### WORK TO BE COMPLETED:
All of the records below must be output exactly, with no pictures carried over.
* * *
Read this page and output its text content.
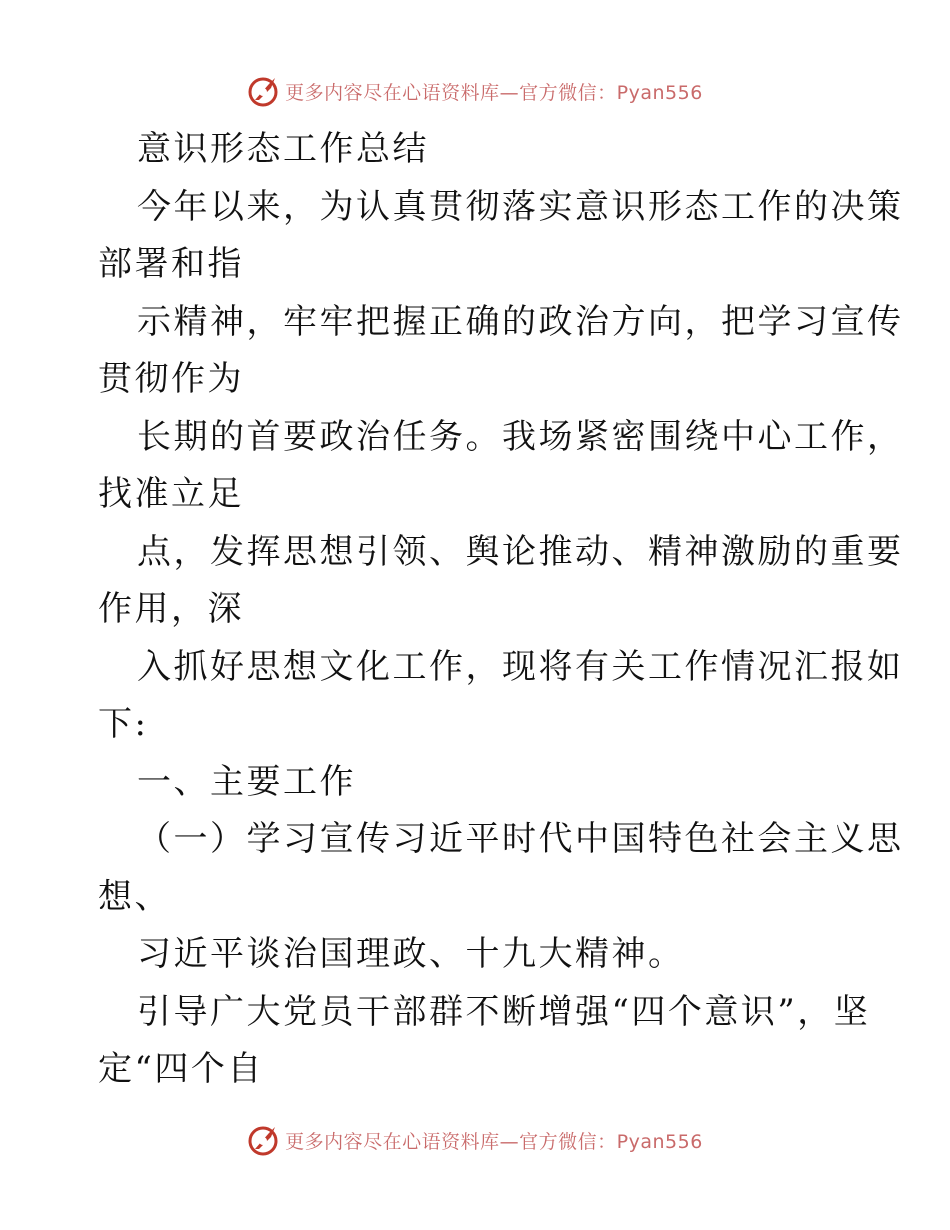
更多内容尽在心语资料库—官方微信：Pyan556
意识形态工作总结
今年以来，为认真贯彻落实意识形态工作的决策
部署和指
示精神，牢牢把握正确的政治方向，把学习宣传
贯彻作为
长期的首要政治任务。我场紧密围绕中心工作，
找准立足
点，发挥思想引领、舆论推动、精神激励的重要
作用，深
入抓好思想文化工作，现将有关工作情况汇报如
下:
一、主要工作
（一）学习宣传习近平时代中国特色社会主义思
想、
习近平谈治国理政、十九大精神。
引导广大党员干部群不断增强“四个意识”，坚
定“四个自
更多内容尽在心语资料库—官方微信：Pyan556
* * *
### SOLVED EXERCISE:
Read this page and output its text content.
更多内容尽在心语资料库—官方微信：Pyan556
意识形态工作总结
今年以来，为认真贯彻落实意识形态工作的决策
部署和指
示精神，牢牢把握正确的政治方向，把学习宣传
贯彻作为
长期的首要政治任务。我场紧密围绕中心工作，
找准立足
点，发挥思想引领、舆论推动、精神激励的重要
作用，深
入抓好思想文化工作，现将有关工作情况汇报如
下:
一、主要工作
（一）学习宣传习近平时代中国特色社会主义思
想、
习近平谈治国理政、十九大精神。
引导广大党员干部群不断增强“四个意识”，坚
定“四个自
更多内容尽在心语资料库—官方微信：Pyan556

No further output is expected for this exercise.